:: ACTIVITY ::
Give the number of lines in the records below that contain the word "Egenvård". State only that number.
--------------------
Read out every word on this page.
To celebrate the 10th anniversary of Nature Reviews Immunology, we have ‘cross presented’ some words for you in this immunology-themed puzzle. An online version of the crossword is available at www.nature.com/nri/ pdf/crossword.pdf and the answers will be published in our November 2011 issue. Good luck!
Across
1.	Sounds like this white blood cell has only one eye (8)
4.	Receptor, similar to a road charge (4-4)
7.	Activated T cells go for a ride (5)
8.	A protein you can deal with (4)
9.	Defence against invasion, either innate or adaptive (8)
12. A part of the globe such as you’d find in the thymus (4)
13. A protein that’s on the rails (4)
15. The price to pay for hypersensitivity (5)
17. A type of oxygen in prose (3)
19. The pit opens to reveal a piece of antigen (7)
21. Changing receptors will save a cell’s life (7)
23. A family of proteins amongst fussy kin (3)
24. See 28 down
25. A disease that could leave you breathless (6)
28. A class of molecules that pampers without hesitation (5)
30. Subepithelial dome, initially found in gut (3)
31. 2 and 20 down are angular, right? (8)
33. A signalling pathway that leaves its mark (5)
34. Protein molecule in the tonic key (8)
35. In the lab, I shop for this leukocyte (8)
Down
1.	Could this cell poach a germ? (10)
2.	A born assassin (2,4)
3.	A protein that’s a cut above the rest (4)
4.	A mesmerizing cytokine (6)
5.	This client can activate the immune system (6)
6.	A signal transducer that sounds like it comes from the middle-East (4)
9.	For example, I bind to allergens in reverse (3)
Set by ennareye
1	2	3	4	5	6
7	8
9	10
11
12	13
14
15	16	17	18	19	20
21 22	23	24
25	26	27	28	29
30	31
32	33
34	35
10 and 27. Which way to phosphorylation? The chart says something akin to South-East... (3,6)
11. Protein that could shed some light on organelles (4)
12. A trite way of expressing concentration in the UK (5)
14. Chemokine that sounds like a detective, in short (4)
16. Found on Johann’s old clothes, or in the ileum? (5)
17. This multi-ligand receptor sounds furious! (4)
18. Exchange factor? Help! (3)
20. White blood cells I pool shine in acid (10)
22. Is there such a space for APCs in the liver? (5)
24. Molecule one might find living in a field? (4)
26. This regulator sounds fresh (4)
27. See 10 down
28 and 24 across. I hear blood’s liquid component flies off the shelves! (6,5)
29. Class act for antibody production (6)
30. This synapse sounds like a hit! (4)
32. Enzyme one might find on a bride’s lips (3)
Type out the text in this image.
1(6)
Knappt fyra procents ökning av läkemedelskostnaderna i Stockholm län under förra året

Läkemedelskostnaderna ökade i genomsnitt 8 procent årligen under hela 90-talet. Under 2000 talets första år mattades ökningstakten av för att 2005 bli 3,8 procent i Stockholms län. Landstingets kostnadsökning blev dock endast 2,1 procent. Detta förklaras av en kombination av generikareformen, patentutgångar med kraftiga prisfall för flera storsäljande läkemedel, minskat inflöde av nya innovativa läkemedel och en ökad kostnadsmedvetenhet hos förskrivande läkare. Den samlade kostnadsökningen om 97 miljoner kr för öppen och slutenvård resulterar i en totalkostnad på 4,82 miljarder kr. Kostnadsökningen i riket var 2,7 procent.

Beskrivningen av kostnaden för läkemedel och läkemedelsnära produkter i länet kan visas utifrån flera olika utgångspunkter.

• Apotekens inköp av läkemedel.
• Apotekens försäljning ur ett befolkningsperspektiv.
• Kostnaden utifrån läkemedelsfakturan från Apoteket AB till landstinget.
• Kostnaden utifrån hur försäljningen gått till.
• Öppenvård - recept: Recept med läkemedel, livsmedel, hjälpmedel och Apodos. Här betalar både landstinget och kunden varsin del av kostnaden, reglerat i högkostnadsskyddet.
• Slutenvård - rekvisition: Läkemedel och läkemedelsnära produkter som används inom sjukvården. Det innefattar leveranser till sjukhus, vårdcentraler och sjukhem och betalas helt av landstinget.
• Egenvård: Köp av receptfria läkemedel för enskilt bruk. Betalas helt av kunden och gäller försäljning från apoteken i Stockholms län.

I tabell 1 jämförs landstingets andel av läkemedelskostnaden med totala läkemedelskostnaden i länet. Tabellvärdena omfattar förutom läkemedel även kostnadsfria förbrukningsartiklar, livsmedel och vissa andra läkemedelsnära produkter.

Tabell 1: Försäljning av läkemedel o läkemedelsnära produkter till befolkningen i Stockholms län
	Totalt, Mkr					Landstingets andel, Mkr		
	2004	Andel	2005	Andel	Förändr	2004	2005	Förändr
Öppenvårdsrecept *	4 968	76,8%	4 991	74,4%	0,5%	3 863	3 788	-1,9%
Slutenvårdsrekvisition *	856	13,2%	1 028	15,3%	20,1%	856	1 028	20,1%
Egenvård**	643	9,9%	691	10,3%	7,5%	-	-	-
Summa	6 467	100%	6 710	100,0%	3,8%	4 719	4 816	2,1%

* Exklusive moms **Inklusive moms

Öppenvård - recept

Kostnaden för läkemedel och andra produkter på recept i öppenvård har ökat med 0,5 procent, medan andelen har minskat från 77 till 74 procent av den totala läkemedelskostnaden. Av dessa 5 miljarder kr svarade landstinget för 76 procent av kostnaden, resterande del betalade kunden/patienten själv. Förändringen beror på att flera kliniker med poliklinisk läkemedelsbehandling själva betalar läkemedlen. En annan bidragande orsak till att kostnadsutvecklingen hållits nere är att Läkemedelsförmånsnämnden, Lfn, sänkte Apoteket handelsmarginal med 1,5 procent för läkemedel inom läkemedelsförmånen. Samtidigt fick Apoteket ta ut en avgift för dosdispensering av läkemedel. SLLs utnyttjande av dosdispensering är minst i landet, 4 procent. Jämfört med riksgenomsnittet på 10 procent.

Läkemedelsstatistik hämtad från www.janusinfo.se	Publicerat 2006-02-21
--------------------
:: SOLUTION TO THIS TASK ::
2